-- WORK REQUIRED --
Omit every picture and return the rest of the data unaltered.

===== EXCERPTED DATA

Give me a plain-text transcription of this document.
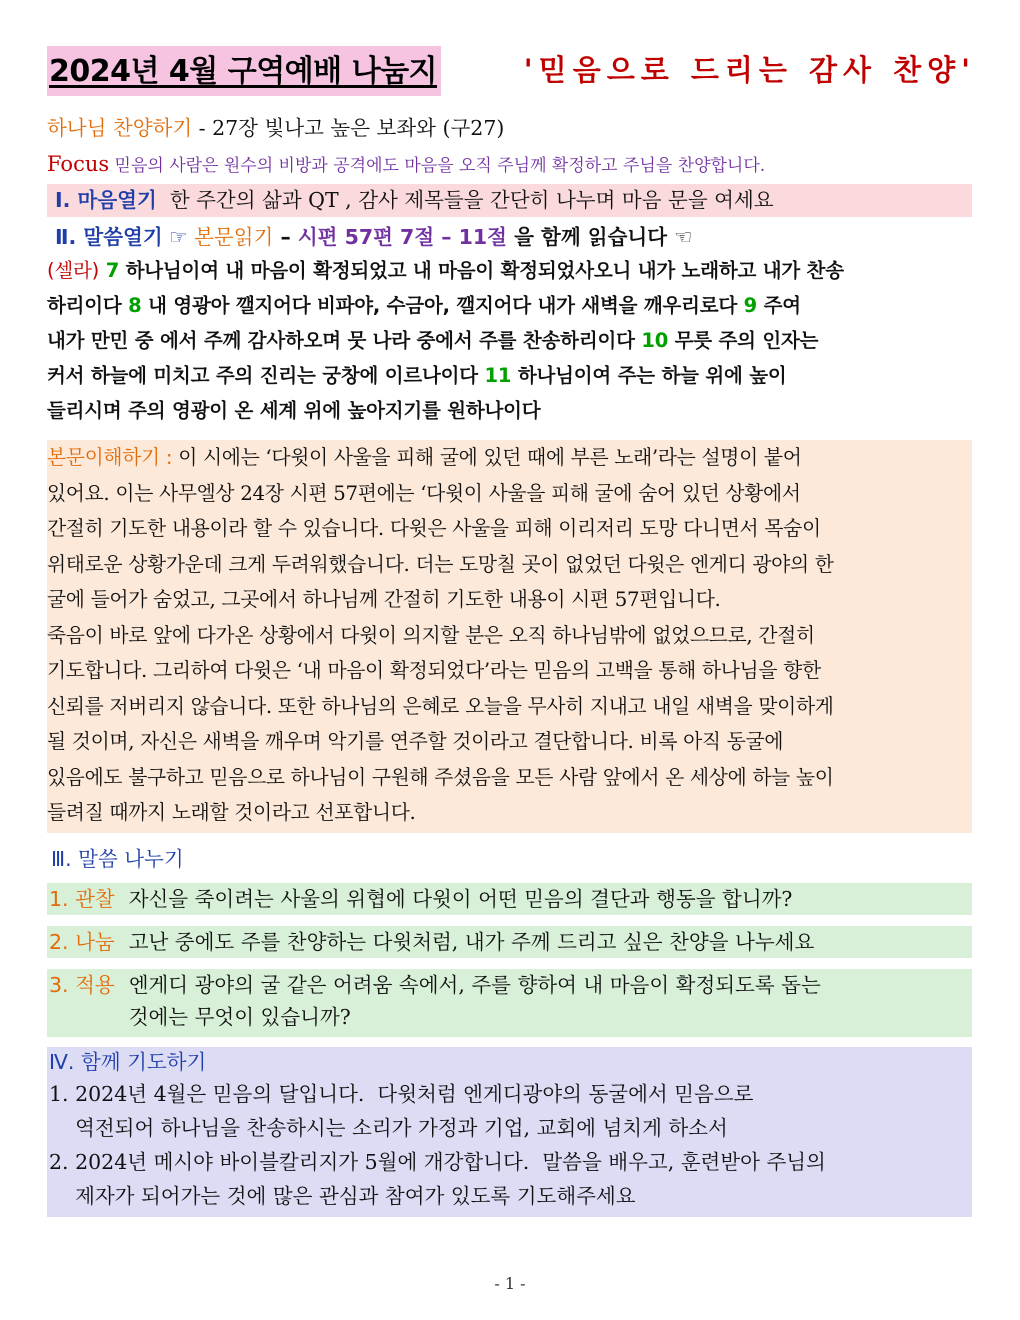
2024년 4월 구역예배 나눔지	'믿음으로 드리는 감사 찬양'
하나님 찬양하기 - 27장 빛나고 높은 보좌와 (구27)
Focus 믿음의 사람은 원수의 비방과 공격에도 마음을 오직 주님께 확정하고 주님을 찬양합니다.
Ⅰ. 마음열기 한 주간의 삶과 QT , 감사 제목들을 간단히 나누며 마음 문을 여세요
Ⅱ. 말씀열기 ☞ 본문읽기 – 시편 57편 7절 – 11절 을 함께 읽습니다 ☜
(셀라) 7 하나님이여 내 마음이 확정되었고 내 마음이 확정되었사오니 내가 노래하고 내가 찬송
하리이다 8 내 영광아 깰지어다 비파야, 수금아, 깰지어다 내가 새벽을 깨우리로다 9 주여
내가 만민 중 에서 주께 감사하오며 뭇 나라 중에서 주를 찬송하리이다 10 무릇 주의 인자는
커서 하늘에 미치고 주의 진리는 궁창에 이르나이다 11 하나님이여 주는 하늘 위에 높이
들리시며 주의 영광이 온 세계 위에 높아지기를 원하나이다
본문이해하기 : 이 시에는 ‘다윗이 사울을 피해 굴에 있던 때에 부른 노래’라는 설명이 붙어
있어요. 이는 사무엘상 24장 시편 57편에는 ‘다윗이 사울을 피해 굴에 숨어 있던 상황에서
간절히 기도한 내용이라 할 수 있습니다. 다윗은 사울을 피해 이리저리 도망 다니면서 목숨이
위태로운 상황가운데 크게 두려워했습니다. 더는 도망칠 곳이 없었던 다윗은 엔게디 광야의 한
굴에 들어가 숨었고, 그곳에서 하나님께 간절히 기도한 내용이 시편 57편입니다.
죽음이 바로 앞에 다가온 상황에서 다윗이 의지할 분은 오직 하나님밖에 없었으므로, 간절히
기도합니다. 그리하여 다윗은 ‘내 마음이 확정되었다’라는 믿음의 고백을 통해 하나님을 향한
신뢰를 저버리지 않습니다. 또한 하나님의 은혜로 오늘을 무사히 지내고 내일 새벽을 맞이하게
될 것이며, 자신은 새벽을 깨우며 악기를 연주할 것이라고 결단합니다. 비록 아직 동굴에
있음에도 불구하고 믿음으로 하나님이 구원해 주셨음을 모든 사람 앞에서 온 세상에 하늘 높이
들려질 때까지 노래할 것이라고 선포합니다.
Ⅲ. 말씀 나누기
1. 관찰 자신을 죽이려는 사울의 위협에 다윗이 어떤 믿음의 결단과 행동을 합니까?
2. 나눔 고난 중에도 주를 찬양하는 다윗처럼, 내가 주께 드리고 싶은 찬양을 나누세요
3. 적용 엔게디 광야의 굴 같은 어려움 속에서, 주를 향하여 내 마음이 확정되도록 돕는
것에는 무엇이 있습니까?
Ⅳ. 함께 기도하기
1. 2024년 4월은 믿음의 달입니다.  다윗처럼 엔게디광야의 동굴에서 믿음으로
역전되어 하나님을 찬송하시는 소리가 가정과 기업, 교회에 넘치게 하소서
2. 2024년 메시야 바이블칼리지가 5월에 개강합니다.  말씀을 배우고, 훈련받아 주님의
제자가 되어가는 것에 많은 관심과 참여가 있도록 기도해주세요
- 1 -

==========

-- THE REPLY --
Give me a plain-text transcription of this document.
2024년 4월 구역예배 나눔지	'믿음으로 드리는 감사 찬양'
하나님 찬양하기 - 27장 빛나고 높은 보좌와 (구27)
Focus 믿음의 사람은 원수의 비방과 공격에도 마음을 오직 주님께 확정하고 주님을 찬양합니다.
Ⅰ. 마음열기 한 주간의 삶과 QT , 감사 제목들을 간단히 나누며 마음 문을 여세요
Ⅱ. 말씀열기 ☞ 본문읽기 – 시편 57편 7절 – 11절 을 함께 읽습니다 ☜
(셀라) 7 하나님이여 내 마음이 확정되었고 내 마음이 확정되었사오니 내가 노래하고 내가 찬송
하리이다 8 내 영광아 깰지어다 비파야, 수금아, 깰지어다 내가 새벽을 깨우리로다 9 주여
내가 만민 중 에서 주께 감사하오며 뭇 나라 중에서 주를 찬송하리이다 10 무릇 주의 인자는
커서 하늘에 미치고 주의 진리는 궁창에 이르나이다 11 하나님이여 주는 하늘 위에 높이
들리시며 주의 영광이 온 세계 위에 높아지기를 원하나이다
본문이해하기 : 이 시에는 ‘다윗이 사울을 피해 굴에 있던 때에 부른 노래’라는 설명이 붙어
있어요. 이는 사무엘상 24장 시편 57편에는 ‘다윗이 사울을 피해 굴에 숨어 있던 상황에서
간절히 기도한 내용이라 할 수 있습니다. 다윗은 사울을 피해 이리저리 도망 다니면서 목숨이
위태로운 상황가운데 크게 두려워했습니다. 더는 도망칠 곳이 없었던 다윗은 엔게디 광야의 한
굴에 들어가 숨었고, 그곳에서 하나님께 간절히 기도한 내용이 시편 57편입니다.
죽음이 바로 앞에 다가온 상황에서 다윗이 의지할 분은 오직 하나님밖에 없었으므로, 간절히
기도합니다. 그리하여 다윗은 ‘내 마음이 확정되었다’라는 믿음의 고백을 통해 하나님을 향한
신뢰를 저버리지 않습니다. 또한 하나님의 은혜로 오늘을 무사히 지내고 내일 새벽을 맞이하게
될 것이며, 자신은 새벽을 깨우며 악기를 연주할 것이라고 결단합니다. 비록 아직 동굴에
있음에도 불구하고 믿음으로 하나님이 구원해 주셨음을 모든 사람 앞에서 온 세상에 하늘 높이
들려질 때까지 노래할 것이라고 선포합니다.
Ⅲ. 말씀 나누기
1. 관찰 자신을 죽이려는 사울의 위협에 다윗이 어떤 믿음의 결단과 행동을 합니까?
2. 나눔 고난 중에도 주를 찬양하는 다윗처럼, 내가 주께 드리고 싶은 찬양을 나누세요
3. 적용 엔게디 광야의 굴 같은 어려움 속에서, 주를 향하여 내 마음이 확정되도록 돕는
것에는 무엇이 있습니까?
Ⅳ. 함께 기도하기
1. 2024년 4월은 믿음의 달입니다.  다윗처럼 엔게디광야의 동굴에서 믿음으로
역전되어 하나님을 찬송하시는 소리가 가정과 기업, 교회에 넘치게 하소서
2. 2024년 메시야 바이블칼리지가 5월에 개강합니다.  말씀을 배우고, 훈련받아 주님의
제자가 되어가는 것에 많은 관심과 참여가 있도록 기도해주세요
- 1 -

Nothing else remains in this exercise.